* start Material for the task *
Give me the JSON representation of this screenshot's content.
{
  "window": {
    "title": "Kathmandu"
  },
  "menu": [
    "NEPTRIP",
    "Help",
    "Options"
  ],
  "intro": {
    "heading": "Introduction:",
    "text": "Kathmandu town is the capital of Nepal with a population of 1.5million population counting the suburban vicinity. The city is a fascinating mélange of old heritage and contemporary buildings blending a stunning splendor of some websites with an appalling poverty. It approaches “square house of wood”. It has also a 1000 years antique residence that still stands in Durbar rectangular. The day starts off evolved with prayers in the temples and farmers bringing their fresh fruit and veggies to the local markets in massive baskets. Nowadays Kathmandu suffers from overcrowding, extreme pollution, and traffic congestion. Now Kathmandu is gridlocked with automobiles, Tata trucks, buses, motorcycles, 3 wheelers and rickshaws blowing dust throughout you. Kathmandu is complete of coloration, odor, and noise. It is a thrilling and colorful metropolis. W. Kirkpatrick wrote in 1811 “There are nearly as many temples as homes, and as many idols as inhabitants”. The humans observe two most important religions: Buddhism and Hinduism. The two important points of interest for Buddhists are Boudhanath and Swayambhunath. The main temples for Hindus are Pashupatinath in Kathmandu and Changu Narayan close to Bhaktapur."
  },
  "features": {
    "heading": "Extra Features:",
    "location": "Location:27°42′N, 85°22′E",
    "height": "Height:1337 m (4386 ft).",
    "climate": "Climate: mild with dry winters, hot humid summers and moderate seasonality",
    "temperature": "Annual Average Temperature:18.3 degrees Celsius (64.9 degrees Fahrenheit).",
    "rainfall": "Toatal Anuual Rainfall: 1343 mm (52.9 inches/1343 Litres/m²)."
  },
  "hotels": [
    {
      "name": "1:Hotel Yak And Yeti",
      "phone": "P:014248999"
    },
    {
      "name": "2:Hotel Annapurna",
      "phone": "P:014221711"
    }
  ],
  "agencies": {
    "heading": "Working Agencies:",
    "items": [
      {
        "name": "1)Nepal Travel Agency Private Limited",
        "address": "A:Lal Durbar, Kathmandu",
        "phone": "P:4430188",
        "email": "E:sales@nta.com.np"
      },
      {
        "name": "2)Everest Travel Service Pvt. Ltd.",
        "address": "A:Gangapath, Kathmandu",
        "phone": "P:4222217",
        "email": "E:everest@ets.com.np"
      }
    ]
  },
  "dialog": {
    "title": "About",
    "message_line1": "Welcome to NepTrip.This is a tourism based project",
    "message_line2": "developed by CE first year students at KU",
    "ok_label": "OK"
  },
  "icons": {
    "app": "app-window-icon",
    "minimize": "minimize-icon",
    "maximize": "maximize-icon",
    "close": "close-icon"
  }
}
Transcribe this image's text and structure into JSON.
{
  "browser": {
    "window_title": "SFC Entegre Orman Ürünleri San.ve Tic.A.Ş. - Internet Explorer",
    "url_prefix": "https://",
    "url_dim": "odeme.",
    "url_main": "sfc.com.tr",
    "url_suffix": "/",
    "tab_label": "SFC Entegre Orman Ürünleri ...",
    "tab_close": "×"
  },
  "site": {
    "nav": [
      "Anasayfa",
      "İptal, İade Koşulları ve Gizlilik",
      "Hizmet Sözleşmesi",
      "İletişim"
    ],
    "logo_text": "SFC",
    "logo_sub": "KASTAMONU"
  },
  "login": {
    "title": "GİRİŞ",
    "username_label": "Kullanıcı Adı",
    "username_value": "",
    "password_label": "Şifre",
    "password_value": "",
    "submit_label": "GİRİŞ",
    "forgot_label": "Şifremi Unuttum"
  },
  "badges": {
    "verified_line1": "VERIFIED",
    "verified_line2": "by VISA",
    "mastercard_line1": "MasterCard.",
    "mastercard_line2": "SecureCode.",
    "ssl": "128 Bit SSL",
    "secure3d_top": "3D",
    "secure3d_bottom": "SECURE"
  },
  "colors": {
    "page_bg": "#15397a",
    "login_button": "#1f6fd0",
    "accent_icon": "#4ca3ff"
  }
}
* end Material for the task *
**Task statement**. Every line above needs to be retyped exactly.

**Solved problem**.
Give me the JSON representation of this screenshot's content.
{
  "window": {
    "title": "Kathmandu"
  },
  "menu": [
    "NEPTRIP",
    "Help",
    "Options"
  ],
  "intro": {
    "heading": "Introduction:",
    "text": "Kathmandu town is the capital of Nepal with a population of 1.5million population counting the suburban vicinity. The city is a fascinating mélange of old heritage and contemporary buildings blending a stunning splendor of some websites with an appalling poverty. It approaches “square house of wood”. It has also a 1000 years antique residence that still stands in Durbar rectangular. The day starts off evolved with prayers in the temples and farmers bringing their fresh fruit and veggies to the local markets in massive baskets. Nowadays Kathmandu suffers from overcrowding, extreme pollution, and traffic congestion. Now Kathmandu is gridlocked with automobiles, Tata trucks, buses, motorcycles, 3 wheelers and rickshaws blowing dust throughout you. Kathmandu is complete of coloration, odor, and noise. It is a thrilling and colorful metropolis. W. Kirkpatrick wrote in 1811 “There are nearly as many temples as homes, and as many idols as inhabitants”. The humans observe two most important religions: Buddhism and Hinduism. The two important points of interest for Buddhists are Boudhanath and Swayambhunath. The main temples for Hindus are Pashupatinath in Kathmandu and Changu Narayan close to Bhaktapur."
  },
  "features": {
    "heading": "Extra Features:",
    "location": "Location:27°42′N, 85°22′E",
    "height": "Height:1337 m (4386 ft).",
    "climate": "Climate: mild with dry winters, hot humid summers and moderate seasonality",
    "temperature": "Annual Average Temperature:18.3 degrees Celsius (64.9 degrees Fahrenheit).",
    "rainfall": "Toatal Anuual Rainfall: 1343 mm (52.9 inches/1343 Litres/m²)."
  },
  "hotels": [
    {
      "name": "1:Hotel Yak And Yeti",
      "phone": "P:014248999"
    },
    {
      "name": "2:Hotel Annapurna",
      "phone": "P:014221711"
    }
  ],
  "agencies": {
    "heading": "Working Agencies:",
    "items": [
      {
        "name": "1)Nepal Travel Agency Private Limited",
        "address": "A:Lal Durbar, Kathmandu",
        "phone": "P:4430188",
        "email": "E:sales@nta.com.np"
      },
      {
        "name": "2)Everest Travel Service Pvt. Ltd.",
        "address": "A:Gangapath, Kathmandu",
        "phone": "P:4222217",
        "email": "E:everest@ets.com.np"
      }
    ]
  },
  "dialog": {
    "title": "About",
    "message_line1": "Welcome to NepTrip.This is a tourism based project",
    "message_line2": "developed by CE first year students at KU",
    "ok_label": "OK"
  },
  "icons": {
    "app": "app-window-icon",
    "minimize": "minimize-icon",
    "maximize": "maximize-icon",
    "close": "close-icon"
  }
}
Transcribe this image's text and structure into JSON.
{
  "browser": {
    "window_title": "SFC Entegre Orman Ürünleri San.ve Tic.A.Ş. - Internet Explorer",
    "url_prefix": "https://",
    "url_dim": "odeme.",
    "url_main": "sfc.com.tr",
    "url_suffix": "/",
    "tab_label": "SFC Entegre Orman Ürünleri ...",
    "tab_close": "×"
  },
  "site": {
    "nav": [
      "Anasayfa",
      "İptal, İade Koşulları ve Gizlilik",
      "Hizmet Sözleşmesi",
      "İletişim"
    ],
    "logo_text": "SFC",
    "logo_sub": "KASTAMONU"
  },
  "login": {
    "title": "GİRİŞ",
    "username_label": "Kullanıcı Adı",
    "username_value": "",
    "password_label": "Şifre",
    "password_value": "",
    "submit_label": "GİRİŞ",
    "forgot_label": "Şifremi Unuttum"
  },
  "badges": {
    "verified_line1": "VERIFIED",
    "verified_line2": "by VISA",
    "mastercard_line1": "MasterCard.",
    "mastercard_line2": "SecureCode.",
    "ssl": "128 Bit SSL",
    "secure3d_top": "3D",
    "secure3d_bottom": "SECURE"
  },
  "colors": {
    "page_bg": "#15397a",
    "login_button": "#1f6fd0",
    "accent_icon": "#4ca3ff"
  }
}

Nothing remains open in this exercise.